**SUPPLIED INFORMATION**

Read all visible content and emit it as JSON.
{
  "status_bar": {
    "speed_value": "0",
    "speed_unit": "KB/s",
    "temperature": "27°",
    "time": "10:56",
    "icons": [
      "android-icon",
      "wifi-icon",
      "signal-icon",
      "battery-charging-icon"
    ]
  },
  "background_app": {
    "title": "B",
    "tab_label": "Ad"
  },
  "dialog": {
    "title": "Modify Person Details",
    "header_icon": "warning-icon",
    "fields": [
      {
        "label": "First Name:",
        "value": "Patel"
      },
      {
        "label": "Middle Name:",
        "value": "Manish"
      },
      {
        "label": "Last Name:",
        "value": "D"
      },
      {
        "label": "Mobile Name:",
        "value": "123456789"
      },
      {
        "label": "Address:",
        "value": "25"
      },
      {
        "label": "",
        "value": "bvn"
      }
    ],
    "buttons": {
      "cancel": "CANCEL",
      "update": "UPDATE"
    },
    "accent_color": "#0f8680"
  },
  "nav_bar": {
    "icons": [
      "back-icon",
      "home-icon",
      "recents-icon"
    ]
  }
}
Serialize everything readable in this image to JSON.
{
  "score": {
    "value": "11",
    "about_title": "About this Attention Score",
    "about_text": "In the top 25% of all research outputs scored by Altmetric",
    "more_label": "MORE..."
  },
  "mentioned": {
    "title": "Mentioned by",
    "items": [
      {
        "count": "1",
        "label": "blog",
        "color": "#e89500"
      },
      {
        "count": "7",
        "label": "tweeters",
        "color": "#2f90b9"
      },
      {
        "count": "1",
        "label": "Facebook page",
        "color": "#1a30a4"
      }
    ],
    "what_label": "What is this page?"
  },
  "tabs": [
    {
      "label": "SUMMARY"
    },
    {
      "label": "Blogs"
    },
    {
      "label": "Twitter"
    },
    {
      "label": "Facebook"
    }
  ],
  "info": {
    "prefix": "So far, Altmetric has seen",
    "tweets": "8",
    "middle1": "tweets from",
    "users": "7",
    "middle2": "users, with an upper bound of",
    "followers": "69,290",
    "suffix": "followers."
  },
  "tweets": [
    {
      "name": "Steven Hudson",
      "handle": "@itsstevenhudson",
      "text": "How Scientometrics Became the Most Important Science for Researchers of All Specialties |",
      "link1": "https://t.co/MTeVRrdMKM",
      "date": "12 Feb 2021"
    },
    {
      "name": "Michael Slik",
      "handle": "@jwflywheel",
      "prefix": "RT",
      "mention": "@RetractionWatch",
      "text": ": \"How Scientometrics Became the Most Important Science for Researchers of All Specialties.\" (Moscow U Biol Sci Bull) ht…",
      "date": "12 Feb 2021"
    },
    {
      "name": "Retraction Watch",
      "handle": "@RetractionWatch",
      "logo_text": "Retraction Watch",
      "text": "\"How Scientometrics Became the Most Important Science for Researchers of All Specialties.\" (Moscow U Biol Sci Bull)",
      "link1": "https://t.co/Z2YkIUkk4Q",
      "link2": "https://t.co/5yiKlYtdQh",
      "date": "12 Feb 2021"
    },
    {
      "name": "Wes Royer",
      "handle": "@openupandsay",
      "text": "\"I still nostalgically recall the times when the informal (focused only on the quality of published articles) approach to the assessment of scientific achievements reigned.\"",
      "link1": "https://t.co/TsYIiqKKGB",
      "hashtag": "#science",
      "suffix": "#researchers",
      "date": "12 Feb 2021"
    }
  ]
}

**DIRECTIONS FOR THIS TASK**
Please copy out each record, character for character.

**WRITTEN RESPONSE**
Read all visible content and emit it as JSON.
{
  "status_bar": {
    "speed_value": "0",
    "speed_unit": "KB/s",
    "temperature": "27°",
    "time": "10:56",
    "icons": [
      "android-icon",
      "wifi-icon",
      "signal-icon",
      "battery-charging-icon"
    ]
  },
  "background_app": {
    "title": "B",
    "tab_label": "Ad"
  },
  "dialog": {
    "title": "Modify Person Details",
    "header_icon": "warning-icon",
    "fields": [
      {
        "label": "First Name:",
        "value": "Patel"
      },
      {
        "label": "Middle Name:",
        "value": "Manish"
      },
      {
        "label": "Last Name:",
        "value": "D"
      },
      {
        "label": "Mobile Name:",
        "value": "123456789"
      },
      {
        "label": "Address:",
        "value": "25"
      },
      {
        "label": "",
        "value": "bvn"
      }
    ],
    "buttons": {
      "cancel": "CANCEL",
      "update": "UPDATE"
    },
    "accent_color": "#0f8680"
  },
  "nav_bar": {
    "icons": [
      "back-icon",
      "home-icon",
      "recents-icon"
    ]
  }
}
Serialize everything readable in this image to JSON.
{
  "score": {
    "value": "11",
    "about_title": "About this Attention Score",
    "about_text": "In the top 25% of all research outputs scored by Altmetric",
    "more_label": "MORE..."
  },
  "mentioned": {
    "title": "Mentioned by",
    "items": [
      {
        "count": "1",
        "label": "blog",
        "color": "#e89500"
      },
      {
        "count": "7",
        "label": "tweeters",
        "color": "#2f90b9"
      },
      {
        "count": "1",
        "label": "Facebook page",
        "color": "#1a30a4"
      }
    ],
    "what_label": "What is this page?"
  },
  "tabs": [
    {
      "label": "SUMMARY"
    },
    {
      "label": "Blogs"
    },
    {
      "label": "Twitter"
    },
    {
      "label": "Facebook"
    }
  ],
  "info": {
    "prefix": "So far, Altmetric has seen",
    "tweets": "8",
    "middle1": "tweets from",
    "users": "7",
    "middle2": "users, with an upper bound of",
    "followers": "69,290",
    "suffix": "followers."
  },
  "tweets": [
    {
      "name": "Steven Hudson",
      "handle": "@itsstevenhudson",
      "text": "How Scientometrics Became the Most Important Science for Researchers of All Specialties |",
      "link1": "https://t.co/MTeVRrdMKM",
      "date": "12 Feb 2021"
    },
    {
      "name": "Michael Slik",
      "handle": "@jwflywheel",
      "prefix": "RT",
      "mention": "@RetractionWatch",
      "text": ": \"How Scientometrics Became the Most Important Science for Researchers of All Specialties.\" (Moscow U Biol Sci Bull) ht…",
      "date": "12 Feb 2021"
    },
    {
      "name": "Retraction Watch",
      "handle": "@RetractionWatch",
      "logo_text": "Retraction Watch",
      "text": "\"How Scientometrics Became the Most Important Science for Researchers of All Specialties.\" (Moscow U Biol Sci Bull)",
      "link1": "https://t.co/Z2YkIUkk4Q",
      "link2": "https://t.co/5yiKlYtdQh",
      "date": "12 Feb 2021"
    },
    {
      "name": "Wes Royer",
      "handle": "@openupandsay",
      "text": "\"I still nostalgically recall the times when the informal (focused only on the quality of published articles) approach to the assessment of scientific achievements reigned.\"",
      "link1": "https://t.co/TsYIiqKKGB",
      "hashtag": "#science",
      "suffix": "#researchers",
      "date": "12 Feb 2021"
    }
  ]
}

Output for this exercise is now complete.